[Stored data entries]
□ □ □ □ □

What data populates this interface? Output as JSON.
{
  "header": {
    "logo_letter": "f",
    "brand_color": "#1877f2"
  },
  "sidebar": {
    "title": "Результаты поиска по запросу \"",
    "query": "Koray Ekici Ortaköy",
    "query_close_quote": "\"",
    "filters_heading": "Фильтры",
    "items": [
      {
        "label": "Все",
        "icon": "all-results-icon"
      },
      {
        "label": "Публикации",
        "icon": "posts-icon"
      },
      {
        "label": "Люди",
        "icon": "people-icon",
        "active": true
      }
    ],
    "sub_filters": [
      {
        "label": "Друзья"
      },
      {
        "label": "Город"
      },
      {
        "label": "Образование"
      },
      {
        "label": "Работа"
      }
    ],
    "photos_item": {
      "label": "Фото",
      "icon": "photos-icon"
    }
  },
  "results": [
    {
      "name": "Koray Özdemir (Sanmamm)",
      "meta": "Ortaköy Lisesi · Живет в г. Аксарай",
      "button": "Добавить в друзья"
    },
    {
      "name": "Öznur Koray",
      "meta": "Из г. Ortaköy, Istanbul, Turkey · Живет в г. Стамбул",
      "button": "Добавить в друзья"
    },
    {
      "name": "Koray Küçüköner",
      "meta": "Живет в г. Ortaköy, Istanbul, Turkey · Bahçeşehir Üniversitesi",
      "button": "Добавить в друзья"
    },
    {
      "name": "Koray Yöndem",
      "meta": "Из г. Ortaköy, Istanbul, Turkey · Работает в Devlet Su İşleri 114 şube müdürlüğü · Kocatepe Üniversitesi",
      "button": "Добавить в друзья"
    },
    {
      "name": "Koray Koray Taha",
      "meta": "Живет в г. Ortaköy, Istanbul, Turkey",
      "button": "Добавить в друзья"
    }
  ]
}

□ □ □ □ □

=== To do ===
Every record shown above must be echoed exactly.

=== Result ===
What data populates this interface? Output as JSON.
{
  "header": {
    "logo_letter": "f",
    "brand_color": "#1877f2"
  },
  "sidebar": {
    "title": "Результаты поиска по запросу \"",
    "query": "Koray Ekici Ortaköy",
    "query_close_quote": "\"",
    "filters_heading": "Фильтры",
    "items": [
      {
        "label": "Все",
        "icon": "all-results-icon"
      },
      {
        "label": "Публикации",
        "icon": "posts-icon"
      },
      {
        "label": "Люди",
        "icon": "people-icon",
        "active": true
      }
    ],
    "sub_filters": [
      {
        "label": "Друзья"
      },
      {
        "label": "Город"
      },
      {
        "label": "Образование"
      },
      {
        "label": "Работа"
      }
    ],
    "photos_item": {
      "label": "Фото",
      "icon": "photos-icon"
    }
  },
  "results": [
    {
      "name": "Koray Özdemir (Sanmamm)",
      "meta": "Ortaköy Lisesi · Живет в г. Аксарай",
      "button": "Добавить в друзья"
    },
    {
      "name": "Öznur Koray",
      "meta": "Из г. Ortaköy, Istanbul, Turkey · Живет в г. Стамбул",
      "button": "Добавить в друзья"
    },
    {
      "name": "Koray Küçüköner",
      "meta": "Живет в г. Ortaköy, Istanbul, Turkey · Bahçeşehir Üniversitesi",
      "button": "Добавить в друзья"
    },
    {
      "name": "Koray Yöndem",
      "meta": "Из г. Ortaköy, Istanbul, Turkey · Работает в Devlet Su İşleri 114 şube müdürlüğü · Kocatepe Üniversitesi",
      "button": "Добавить в друзья"
    },
    {
      "name": "Koray Koray Taha",
      "meta": "Живет в г. Ortaköy, Istanbul, Turkey",
      "button": "Добавить в друзья"
    }
  ]
}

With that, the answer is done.